(TASK GOAL) Quote the data below in full, please, without altering anything.

******

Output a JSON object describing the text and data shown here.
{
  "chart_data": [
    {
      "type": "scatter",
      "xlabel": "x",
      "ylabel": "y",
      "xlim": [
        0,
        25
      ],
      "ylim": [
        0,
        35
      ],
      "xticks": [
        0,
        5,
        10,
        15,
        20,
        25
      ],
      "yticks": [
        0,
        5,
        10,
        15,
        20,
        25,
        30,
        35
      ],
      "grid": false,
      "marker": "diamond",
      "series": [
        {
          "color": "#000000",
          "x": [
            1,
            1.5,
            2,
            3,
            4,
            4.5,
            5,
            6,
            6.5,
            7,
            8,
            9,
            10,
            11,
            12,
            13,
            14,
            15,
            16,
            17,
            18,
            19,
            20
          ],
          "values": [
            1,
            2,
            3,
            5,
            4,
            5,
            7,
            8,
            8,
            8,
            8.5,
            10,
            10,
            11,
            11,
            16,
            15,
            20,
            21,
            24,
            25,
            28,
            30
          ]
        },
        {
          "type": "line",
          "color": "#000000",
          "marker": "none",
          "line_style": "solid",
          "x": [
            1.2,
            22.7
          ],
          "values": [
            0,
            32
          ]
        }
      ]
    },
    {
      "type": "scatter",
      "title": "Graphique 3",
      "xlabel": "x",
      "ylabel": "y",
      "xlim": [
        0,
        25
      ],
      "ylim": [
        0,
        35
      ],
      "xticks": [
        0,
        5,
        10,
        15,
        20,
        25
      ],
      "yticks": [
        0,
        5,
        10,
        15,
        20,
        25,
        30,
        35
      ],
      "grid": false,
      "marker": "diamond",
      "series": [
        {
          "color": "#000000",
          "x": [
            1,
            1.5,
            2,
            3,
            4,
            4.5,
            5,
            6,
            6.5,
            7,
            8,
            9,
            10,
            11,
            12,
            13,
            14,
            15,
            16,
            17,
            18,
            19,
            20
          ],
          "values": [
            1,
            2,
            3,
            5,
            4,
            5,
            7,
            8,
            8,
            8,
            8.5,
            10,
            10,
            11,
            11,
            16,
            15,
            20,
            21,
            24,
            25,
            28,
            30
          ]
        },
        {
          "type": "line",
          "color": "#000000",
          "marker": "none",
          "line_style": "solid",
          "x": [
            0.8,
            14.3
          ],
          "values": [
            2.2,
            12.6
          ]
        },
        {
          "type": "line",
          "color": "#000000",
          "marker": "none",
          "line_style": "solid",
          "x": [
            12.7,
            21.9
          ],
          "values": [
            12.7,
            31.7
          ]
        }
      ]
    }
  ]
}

******

(ANSWER IN FULL)
Output a JSON object describing the text and data shown here.
{
  "chart_data": [
    {
      "type": "scatter",
      "xlabel": "x",
      "ylabel": "y",
      "xlim": [
        0,
        25
      ],
      "ylim": [
        0,
        35
      ],
      "xticks": [
        0,
        5,
        10,
        15,
        20,
        25
      ],
      "yticks": [
        0,
        5,
        10,
        15,
        20,
        25,
        30,
        35
      ],
      "grid": false,
      "marker": "diamond",
      "series": [
        {
          "color": "#000000",
          "x": [
            1,
            1.5,
            2,
            3,
            4,
            4.5,
            5,
            6,
            6.5,
            7,
            8,
            9,
            10,
            11,
            12,
            13,
            14,
            15,
            16,
            17,
            18,
            19,
            20
          ],
          "values": [
            1,
            2,
            3,
            5,
            4,
            5,
            7,
            8,
            8,
            8,
            8.5,
            10,
            10,
            11,
            11,
            16,
            15,
            20,
            21,
            24,
            25,
            28,
            30
          ]
        },
        {
          "type": "line",
          "color": "#000000",
          "marker": "none",
          "line_style": "solid",
          "x": [
            1.2,
            22.7
          ],
          "values": [
            0,
            32
          ]
        }
      ]
    },
    {
      "type": "scatter",
      "title": "Graphique 3",
      "xlabel": "x",
      "ylabel": "y",
      "xlim": [
        0,
        25
      ],
      "ylim": [
        0,
        35
      ],
      "xticks": [
        0,
        5,
        10,
        15,
        20,
        25
      ],
      "yticks": [
        0,
        5,
        10,
        15,
        20,
        25,
        30,
        35
      ],
      "grid": false,
      "marker": "diamond",
      "series": [
        {
          "color": "#000000",
          "x": [
            1,
            1.5,
            2,
            3,
            4,
            4.5,
            5,
            6,
            6.5,
            7,
            8,
            9,
            10,
            11,
            12,
            13,
            14,
            15,
            16,
            17,
            18,
            19,
            20
          ],
          "values": [
            1,
            2,
            3,
            5,
            4,
            5,
            7,
            8,
            8,
            8,
            8.5,
            10,
            10,
            11,
            11,
            16,
            15,
            20,
            21,
            24,
            25,
            28,
            30
          ]
        },
        {
          "type": "line",
          "color": "#000000",
          "marker": "none",
          "line_style": "solid",
          "x": [
            0.8,
            14.3
          ],
          "values": [
            2.2,
            12.6
          ]
        },
        {
          "type": "line",
          "color": "#000000",
          "marker": "none",
          "line_style": "solid",
          "x": [
            12.7,
            21.9
          ],
          "values": [
            12.7,
            31.7
          ]
        }
      ]
    }
  ]
}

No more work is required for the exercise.